──────── Brano da leggere

È solo considerando queste usanze e divozioni che si può venire a capire la datazione della sua nascita da parte di don Bosco. Mamma Margherita deve aver sempre detto a suo figlio Giovanni: «Tu sei nato alla Madonna d’agosto». Non ne abbiamo, evidentemente, documentazione scritta, ma chi conosce l’ambiente e il linguaggio non può davvero immaginare espressione diversa sulle sue labbra. E quando nel 1873, per ordine di Pio IX, don Bosco si accinse finalmente a compilare le sue «Memorie», italianizzando, con un dialettalismo tra i tanti, così frequenti nel suo scritto, l’espressione piemontese della madre (a la Madòna d’agost), scrisse: «Il giorno consacrato a Maria Assunta in cielo fu quello della mia nascita l’anno 1815».
Don Eugenio Ceria, biografo di don Bosco, da buon piemontese, dà alla frase l’interpretazione che abbiamo fatta nostra: «Giova ricordare che in Piemonte di cosa avvenuta poco prima o poco dopo il 15 agosto, si dice spesso, senza troppo precisare, che avvenne alla Madonna d’agosto, e ognuno vede la facile conseguenza».

Atto di nascita di don Bosco

Don Michele Molineris, attento raccoglitore di usi locali, rimane dello stesso parere, mentre don Teresio Bosco avanza una nuova possibile interpretazione: «Sua mamma gli aveva detto tante volte: — Tu sei nato nel giorno della Madonna —, e don Bosco ripeterà per tutta la sua vita che era nato il 15 agosto 1815, festa dell’Assunta. Non andò mai a consultare il registro parrocchiale dove è scritto che nacque il 16 agosto? Un errore della madre? Una distrazione del parroco? Probabilmente né l’uno né l’altra. A quei tempi i parroci esigevano dai loro cristiani che portassero i neonati al battesimo nelle prime ventiquattro ore. Molti papà per non rischiare la vita del bimbo, glielo portavano qualche giorno dopo, e per non provocare la sfuriata del parroco posticipavano il giorno della nascita. Così capitò a Giuseppe Verdi, contemporaneo di don Bosco e a tanti altri. E i figli credevano più alle madri che ai registri».
Chi scrive questo articolo sa di essere nato il 27 agosto; eppure i documenti anagrafici gli assegnano come giorno di nascita il 28. Non sarà quindi il primo a negare la possibilità dell’ipotesi di don Teresio, secondo la quale don Bosco può essere veramente nato il 15.
Ciò che rimane inaccettabile invece è l’ipotesi che si sia trattato di un accorgimento di don Bosco, per potere, manipolando la data di nascita, costruirsi una leggenda, una sorta di biografia esemplare che avrebbe avuto come primo fatto provvidenziale la nascita dell’eroe il 15 di agosto, giorno esatto dell’Assunta.

────────────────

(Attività proposte):
- A) Rispondi a queste domande sul brano relativo alla nascita di don Bosco:
(i) In che anno e per ordine di chi don Bosco si accinse a compilare le sue «Memorie»?
(ii) Quale giorno di nascita riporta il registro parrocchiale secondo don Teresio Bosco?
(iii) Quale contemporaneo di don Bosco viene citato come un altro caso di data di nascita posticipata?
- B) Riassumi in due frasi il brano sulla nascita di don Bosco.
- C) Come proseguiresti il brano sulla data di nascita di don Bosco, a partire dall'ultima frase riportata?

──────── Dati grezzi

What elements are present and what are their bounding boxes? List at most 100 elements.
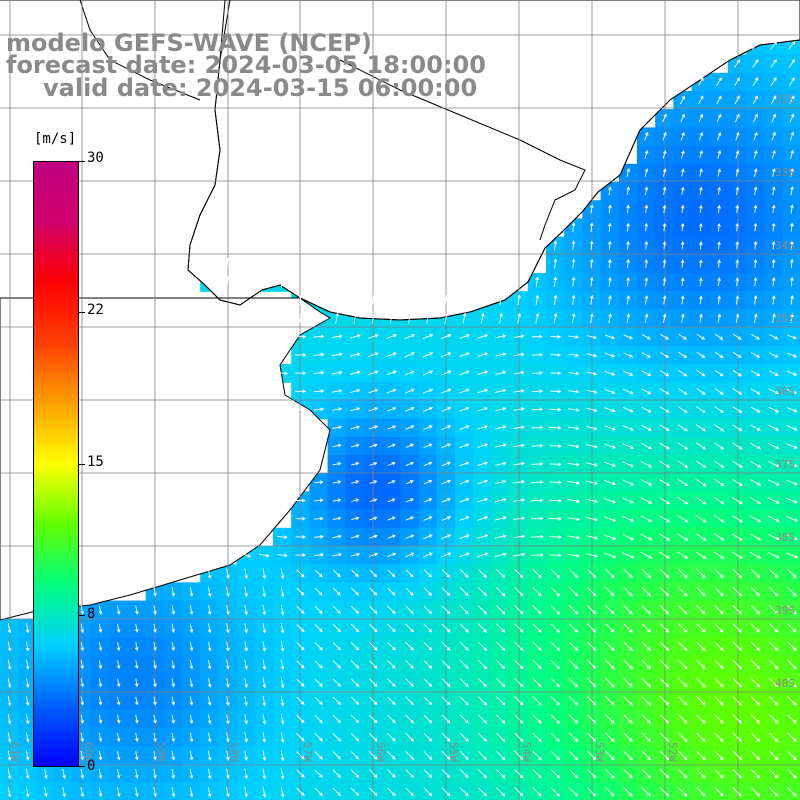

────────────────

(Soluzioni):
- A)
(i) Nel 1873, per ordine di Pio IX.
(ii) Il 16 agosto.
(iii) Giuseppe Verdi.

- B) Don Bosco scrisse nelle «Memorie» di essere nato nel giorno dell'Assunta del 1815, riprendendo l'espressione piemontese della madre «alla Madonna d'agosto», che secondo don Eugenio Ceria in Piemonte indicava in modo generico ciò che accadeva intorno al 15 agosto. Don Teresio Bosco ipotizza invece che la data del 16 agosto, riportata nel registro parrocchiale, sia stata posticipata per evitare i rimproveri del parroco sul battesimo tardivo, mentre l'autore respinge l'idea che don Bosco abbia manipolato la data per costruirsi una leggenda.

- C)
Don Bosco era, senz’altro, un abilissimo narratore, che sapeva all’occorrenza colorire ed amplificare i particolari di un fatto per suscitare interesse, stupore o ilarità nei suoi giovani ascoltatori, o arrotondare le cifre per dischiudere le borse e far riflettere sull’inarrestabile sviluppo della sua opera, ma non era un vendifrottole, né un ingenuo. Chi lo può immaginare così sprovveduto da ignorare che presto o tardi la vera data della sua nascita sarebbe stata conosciuta?
Dovrebbe piuttosto essere chiaro a chi conosce il Santo dei Becchi, che egli non era uomo da fissarsi sul significato «cronachistico» delle date, ma su quello religioso. Per lui la storia umana, anche quella sua personale, era storia sacra, storia provvidenziale di salvezza. Vedeva un piano divino nella propria vita e voleva che i suoi lo ricordassero a loro incoraggiamento.

Per tirare le somme
Possiamo quindi riassumere e concludere dicendo che la data del 16 agosto, fornita dal registro parrocchiale è, molto probabilmente, quella esatta; ma non si può escludere del tutto che don Bosco sia di fatto nato il 15.
Comunque sia, don Bosco sapeva di essere nato «alla Madonna d’agosto» e ne era felice.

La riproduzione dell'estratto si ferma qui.